[Work required] Can you retype every record below exactly as written?

Data excerpts

····················

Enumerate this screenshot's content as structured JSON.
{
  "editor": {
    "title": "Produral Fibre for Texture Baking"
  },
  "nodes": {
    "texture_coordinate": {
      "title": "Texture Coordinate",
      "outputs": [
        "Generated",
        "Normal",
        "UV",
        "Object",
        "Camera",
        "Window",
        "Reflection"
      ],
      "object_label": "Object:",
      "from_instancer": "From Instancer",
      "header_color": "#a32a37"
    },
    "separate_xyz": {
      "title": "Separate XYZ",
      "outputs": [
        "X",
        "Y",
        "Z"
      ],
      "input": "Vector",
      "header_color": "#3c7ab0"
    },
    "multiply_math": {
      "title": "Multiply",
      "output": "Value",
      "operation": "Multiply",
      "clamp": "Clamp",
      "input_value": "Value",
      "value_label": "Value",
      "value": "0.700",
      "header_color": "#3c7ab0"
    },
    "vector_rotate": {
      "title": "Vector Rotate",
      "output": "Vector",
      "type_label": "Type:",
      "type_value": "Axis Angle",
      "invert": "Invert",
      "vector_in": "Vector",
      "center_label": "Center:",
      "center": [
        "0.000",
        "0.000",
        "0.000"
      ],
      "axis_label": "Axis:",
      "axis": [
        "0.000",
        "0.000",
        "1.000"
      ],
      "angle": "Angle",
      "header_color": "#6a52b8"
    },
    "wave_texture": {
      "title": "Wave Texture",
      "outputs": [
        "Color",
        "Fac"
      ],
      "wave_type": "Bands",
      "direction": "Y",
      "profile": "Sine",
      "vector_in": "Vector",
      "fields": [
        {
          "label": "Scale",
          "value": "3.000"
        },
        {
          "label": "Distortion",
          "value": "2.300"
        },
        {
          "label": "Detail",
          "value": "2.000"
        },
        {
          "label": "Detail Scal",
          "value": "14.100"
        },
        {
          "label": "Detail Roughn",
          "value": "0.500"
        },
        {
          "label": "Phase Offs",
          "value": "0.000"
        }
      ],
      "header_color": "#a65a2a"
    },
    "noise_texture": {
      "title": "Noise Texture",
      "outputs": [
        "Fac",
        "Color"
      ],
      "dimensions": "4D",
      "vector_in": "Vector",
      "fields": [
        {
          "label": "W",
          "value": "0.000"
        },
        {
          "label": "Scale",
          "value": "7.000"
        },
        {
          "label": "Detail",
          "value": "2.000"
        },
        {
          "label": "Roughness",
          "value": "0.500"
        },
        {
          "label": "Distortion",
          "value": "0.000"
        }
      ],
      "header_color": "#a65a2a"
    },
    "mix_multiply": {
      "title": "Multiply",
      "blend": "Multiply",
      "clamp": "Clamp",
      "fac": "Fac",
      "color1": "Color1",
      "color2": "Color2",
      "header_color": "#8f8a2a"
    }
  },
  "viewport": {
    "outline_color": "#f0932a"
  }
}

····················

[Finished answer]
Enumerate this screenshot's content as structured JSON.
{
  "editor": {
    "title": "Produral Fibre for Texture Baking"
  },
  "nodes": {
    "texture_coordinate": {
      "title": "Texture Coordinate",
      "outputs": [
        "Generated",
        "Normal",
        "UV",
        "Object",
        "Camera",
        "Window",
        "Reflection"
      ],
      "object_label": "Object:",
      "from_instancer": "From Instancer",
      "header_color": "#a32a37"
    },
    "separate_xyz": {
      "title": "Separate XYZ",
      "outputs": [
        "X",
        "Y",
        "Z"
      ],
      "input": "Vector",
      "header_color": "#3c7ab0"
    },
    "multiply_math": {
      "title": "Multiply",
      "output": "Value",
      "operation": "Multiply",
      "clamp": "Clamp",
      "input_value": "Value",
      "value_label": "Value",
      "value": "0.700",
      "header_color": "#3c7ab0"
    },
    "vector_rotate": {
      "title": "Vector Rotate",
      "output": "Vector",
      "type_label": "Type:",
      "type_value": "Axis Angle",
      "invert": "Invert",
      "vector_in": "Vector",
      "center_label": "Center:",
      "center": [
        "0.000",
        "0.000",
        "0.000"
      ],
      "axis_label": "Axis:",
      "axis": [
        "0.000",
        "0.000",
        "1.000"
      ],
      "angle": "Angle",
      "header_color": "#6a52b8"
    },
    "wave_texture": {
      "title": "Wave Texture",
      "outputs": [
        "Color",
        "Fac"
      ],
      "wave_type": "Bands",
      "direction": "Y",
      "profile": "Sine",
      "vector_in": "Vector",
      "fields": [
        {
          "label": "Scale",
          "value": "3.000"
        },
        {
          "label": "Distortion",
          "value": "2.300"
        },
        {
          "label": "Detail",
          "value": "2.000"
        },
        {
          "label": "Detail Scal",
          "value": "14.100"
        },
        {
          "label": "Detail Roughn",
          "value": "0.500"
        },
        {
          "label": "Phase Offs",
          "value": "0.000"
        }
      ],
      "header_color": "#a65a2a"
    },
    "noise_texture": {
      "title": "Noise Texture",
      "outputs": [
        "Fac",
        "Color"
      ],
      "dimensions": "4D",
      "vector_in": "Vector",
      "fields": [
        {
          "label": "W",
          "value": "0.000"
        },
        {
          "label": "Scale",
          "value": "7.000"
        },
        {
          "label": "Detail",
          "value": "2.000"
        },
        {
          "label": "Roughness",
          "value": "0.500"
        },
        {
          "label": "Distortion",
          "value": "0.000"
        }
      ],
      "header_color": "#a65a2a"
    },
    "mix_multiply": {
      "title": "Multiply",
      "blend": "Multiply",
      "clamp": "Clamp",
      "fac": "Fac",
      "color1": "Color1",
      "color2": "Color2",
      "header_color": "#8f8a2a"
    }
  },
  "viewport": {
    "outline_color": "#f0932a"
  }
}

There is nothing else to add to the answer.